------ GIVEN DATA ------
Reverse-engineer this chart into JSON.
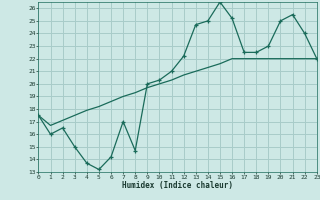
{
  "title": "",
  "xlabel": "Humidex (Indice chaleur)",
  "background_color": "#cde8e5",
  "grid_color": "#a8ccc9",
  "line_color": "#1a6b5a",
  "x_data": [
    0,
    1,
    2,
    3,
    4,
    5,
    6,
    7,
    8,
    9,
    10,
    11,
    12,
    13,
    14,
    15,
    16,
    17,
    18,
    19,
    20,
    21,
    22,
    23
  ],
  "y_data1": [
    17.5,
    16.0,
    16.5,
    15.0,
    13.7,
    13.2,
    14.2,
    17.0,
    14.7,
    20.0,
    20.3,
    21.0,
    22.2,
    24.7,
    25.0,
    26.5,
    25.2,
    22.5,
    22.5,
    23.0,
    25.0,
    25.5,
    24.0,
    22.0
  ],
  "y_data2": [
    17.5,
    16.7,
    17.1,
    17.5,
    17.9,
    18.2,
    18.6,
    19.0,
    19.3,
    19.7,
    20.0,
    20.3,
    20.7,
    21.0,
    21.3,
    21.6,
    22.0,
    22.0,
    22.0,
    22.0,
    22.0,
    22.0,
    22.0,
    22.0
  ],
  "xlim": [
    0,
    23
  ],
  "ylim": [
    13,
    26.5
  ],
  "yticks": [
    13,
    14,
    15,
    16,
    17,
    18,
    19,
    20,
    21,
    22,
    23,
    24,
    25,
    26
  ],
  "xticks": [
    0,
    1,
    2,
    3,
    4,
    5,
    6,
    7,
    8,
    9,
    10,
    11,
    12,
    13,
    14,
    15,
    16,
    17,
    18,
    19,
    20,
    21,
    22,
    23
  ]
}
------
__WRITTEN REQUEST__. Retype the whole listing exactly and leave the pictures out.

__THE COMPLETED TASK__.
Reverse-engineer this chart into JSON.
{
  "title": "",
  "xlabel": "Humidex (Indice chaleur)",
  "background_color": "#cde8e5",
  "grid_color": "#a8ccc9",
  "line_color": "#1a6b5a",
  "x_data": [
    0,
    1,
    2,
    3,
    4,
    5,
    6,
    7,
    8,
    9,
    10,
    11,
    12,
    13,
    14,
    15,
    16,
    17,
    18,
    19,
    20,
    21,
    22,
    23
  ],
  "y_data1": [
    17.5,
    16.0,
    16.5,
    15.0,
    13.7,
    13.2,
    14.2,
    17.0,
    14.7,
    20.0,
    20.3,
    21.0,
    22.2,
    24.7,
    25.0,
    26.5,
    25.2,
    22.5,
    22.5,
    23.0,
    25.0,
    25.5,
    24.0,
    22.0
  ],
  "y_data2": [
    17.5,
    16.7,
    17.1,
    17.5,
    17.9,
    18.2,
    18.6,
    19.0,
    19.3,
    19.7,
    20.0,
    20.3,
    20.7,
    21.0,
    21.3,
    21.6,
    22.0,
    22.0,
    22.0,
    22.0,
    22.0,
    22.0,
    22.0,
    22.0
  ],
  "xlim": [
    0,
    23
  ],
  "ylim": [
    13,
    26.5
  ],
  "yticks": [
    13,
    14,
    15,
    16,
    17,
    18,
    19,
    20,
    21,
    22,
    23,
    24,
    25,
    26
  ],
  "xticks": [
    0,
    1,
    2,
    3,
    4,
    5,
    6,
    7,
    8,
    9,
    10,
    11,
    12,
    13,
    14,
    15,
    16,
    17,
    18,
    19,
    20,
    21,
    22,
    23
  ]
}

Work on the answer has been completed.